__MATERIAL PROVIDED__.
— Start —
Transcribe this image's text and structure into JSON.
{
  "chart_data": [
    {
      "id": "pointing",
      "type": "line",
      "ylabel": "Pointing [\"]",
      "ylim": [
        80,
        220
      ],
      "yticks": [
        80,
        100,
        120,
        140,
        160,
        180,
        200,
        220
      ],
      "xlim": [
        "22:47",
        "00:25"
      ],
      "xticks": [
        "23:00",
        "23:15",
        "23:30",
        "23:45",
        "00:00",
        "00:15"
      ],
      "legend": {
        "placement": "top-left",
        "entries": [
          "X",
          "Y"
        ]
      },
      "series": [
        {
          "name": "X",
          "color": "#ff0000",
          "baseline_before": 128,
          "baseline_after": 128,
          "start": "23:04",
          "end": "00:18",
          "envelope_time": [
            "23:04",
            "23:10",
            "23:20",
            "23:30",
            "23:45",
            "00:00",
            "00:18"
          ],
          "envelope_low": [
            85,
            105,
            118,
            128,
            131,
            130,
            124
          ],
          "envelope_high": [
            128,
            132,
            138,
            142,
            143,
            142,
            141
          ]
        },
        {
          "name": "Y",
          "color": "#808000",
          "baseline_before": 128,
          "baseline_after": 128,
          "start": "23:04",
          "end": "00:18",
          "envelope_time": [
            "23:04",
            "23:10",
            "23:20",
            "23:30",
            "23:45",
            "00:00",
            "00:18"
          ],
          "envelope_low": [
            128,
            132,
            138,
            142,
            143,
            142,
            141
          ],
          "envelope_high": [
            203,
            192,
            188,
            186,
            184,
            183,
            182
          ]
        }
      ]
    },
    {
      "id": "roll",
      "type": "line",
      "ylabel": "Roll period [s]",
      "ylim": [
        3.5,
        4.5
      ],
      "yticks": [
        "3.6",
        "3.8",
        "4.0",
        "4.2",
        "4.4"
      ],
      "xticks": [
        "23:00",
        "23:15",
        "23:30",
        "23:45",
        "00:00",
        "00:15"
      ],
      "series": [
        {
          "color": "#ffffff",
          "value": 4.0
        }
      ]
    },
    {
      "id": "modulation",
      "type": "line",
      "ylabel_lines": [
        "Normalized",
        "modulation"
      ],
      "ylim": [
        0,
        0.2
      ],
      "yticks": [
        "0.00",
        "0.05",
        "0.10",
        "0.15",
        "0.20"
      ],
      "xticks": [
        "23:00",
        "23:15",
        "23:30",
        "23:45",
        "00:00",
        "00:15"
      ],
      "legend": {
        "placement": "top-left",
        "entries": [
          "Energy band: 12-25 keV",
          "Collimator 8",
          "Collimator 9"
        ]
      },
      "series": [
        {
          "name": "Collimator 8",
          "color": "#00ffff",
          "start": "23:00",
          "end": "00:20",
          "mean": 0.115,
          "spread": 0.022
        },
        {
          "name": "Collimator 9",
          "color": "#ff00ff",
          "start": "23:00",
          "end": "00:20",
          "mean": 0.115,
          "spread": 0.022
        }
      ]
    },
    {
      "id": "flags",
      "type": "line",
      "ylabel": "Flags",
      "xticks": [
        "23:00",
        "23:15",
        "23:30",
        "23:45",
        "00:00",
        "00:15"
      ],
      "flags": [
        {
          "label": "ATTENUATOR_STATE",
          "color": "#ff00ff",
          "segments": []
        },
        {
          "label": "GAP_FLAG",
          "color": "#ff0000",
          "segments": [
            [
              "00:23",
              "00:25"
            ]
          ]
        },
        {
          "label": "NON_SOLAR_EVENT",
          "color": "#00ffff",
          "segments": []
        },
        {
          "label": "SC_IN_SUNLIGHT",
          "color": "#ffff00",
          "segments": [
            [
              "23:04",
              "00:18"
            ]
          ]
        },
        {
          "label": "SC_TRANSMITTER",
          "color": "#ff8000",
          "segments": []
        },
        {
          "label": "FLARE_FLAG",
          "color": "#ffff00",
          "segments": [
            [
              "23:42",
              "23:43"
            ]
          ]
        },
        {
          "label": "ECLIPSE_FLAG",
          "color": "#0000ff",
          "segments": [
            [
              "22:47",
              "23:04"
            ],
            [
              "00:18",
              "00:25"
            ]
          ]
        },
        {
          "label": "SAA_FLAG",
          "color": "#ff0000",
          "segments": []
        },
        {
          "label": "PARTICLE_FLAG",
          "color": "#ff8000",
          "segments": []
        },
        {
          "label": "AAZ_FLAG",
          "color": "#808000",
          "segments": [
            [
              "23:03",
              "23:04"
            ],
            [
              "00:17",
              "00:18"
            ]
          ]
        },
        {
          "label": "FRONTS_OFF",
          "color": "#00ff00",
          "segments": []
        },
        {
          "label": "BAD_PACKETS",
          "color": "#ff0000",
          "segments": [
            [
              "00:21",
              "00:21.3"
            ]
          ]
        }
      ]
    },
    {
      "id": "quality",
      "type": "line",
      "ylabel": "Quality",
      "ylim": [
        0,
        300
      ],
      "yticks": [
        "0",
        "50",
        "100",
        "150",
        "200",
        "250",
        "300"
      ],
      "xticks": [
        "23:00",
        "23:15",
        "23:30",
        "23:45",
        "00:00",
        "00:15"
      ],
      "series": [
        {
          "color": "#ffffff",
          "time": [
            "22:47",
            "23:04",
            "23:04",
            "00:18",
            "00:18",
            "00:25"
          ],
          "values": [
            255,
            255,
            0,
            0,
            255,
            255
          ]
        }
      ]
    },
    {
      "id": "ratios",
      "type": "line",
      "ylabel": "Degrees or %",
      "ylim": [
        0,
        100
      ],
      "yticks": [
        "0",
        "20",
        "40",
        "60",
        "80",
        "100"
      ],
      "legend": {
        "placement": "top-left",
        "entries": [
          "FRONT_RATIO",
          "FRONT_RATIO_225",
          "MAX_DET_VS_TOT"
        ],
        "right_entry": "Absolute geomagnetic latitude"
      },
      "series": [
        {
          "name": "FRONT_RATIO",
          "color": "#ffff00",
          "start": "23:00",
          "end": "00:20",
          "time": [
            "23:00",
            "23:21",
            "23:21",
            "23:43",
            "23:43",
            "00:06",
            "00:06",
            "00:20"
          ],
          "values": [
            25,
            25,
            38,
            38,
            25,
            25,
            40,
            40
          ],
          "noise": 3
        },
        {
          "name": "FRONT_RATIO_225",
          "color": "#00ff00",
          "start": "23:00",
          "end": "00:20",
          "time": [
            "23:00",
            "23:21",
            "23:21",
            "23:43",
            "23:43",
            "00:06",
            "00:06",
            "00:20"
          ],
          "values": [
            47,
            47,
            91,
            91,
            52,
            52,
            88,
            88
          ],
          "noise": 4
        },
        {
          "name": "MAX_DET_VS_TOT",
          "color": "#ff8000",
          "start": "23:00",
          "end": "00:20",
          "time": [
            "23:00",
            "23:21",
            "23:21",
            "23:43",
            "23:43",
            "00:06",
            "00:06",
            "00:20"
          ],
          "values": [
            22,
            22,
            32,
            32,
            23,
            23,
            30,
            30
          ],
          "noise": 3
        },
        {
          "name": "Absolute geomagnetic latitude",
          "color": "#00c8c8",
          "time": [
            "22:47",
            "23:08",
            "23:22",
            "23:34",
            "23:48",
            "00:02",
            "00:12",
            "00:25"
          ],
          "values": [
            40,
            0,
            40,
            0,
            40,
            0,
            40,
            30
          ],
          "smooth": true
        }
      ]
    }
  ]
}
— End —
__EXERCISE__. Filter lines by "name" and return each hit.

__RESULT OF THIS EXERCISE__.
          "name": "X",
          "name": "Y",
          "name": "Collimator 8",
          "name": "Collimator 9",
          "name": "FRONT_RATIO",
          "name": "FRONT_RATIO_225",
          "name": "MAX_DET_VS_TOT",
          "name": "Absolute geomagnetic latitude",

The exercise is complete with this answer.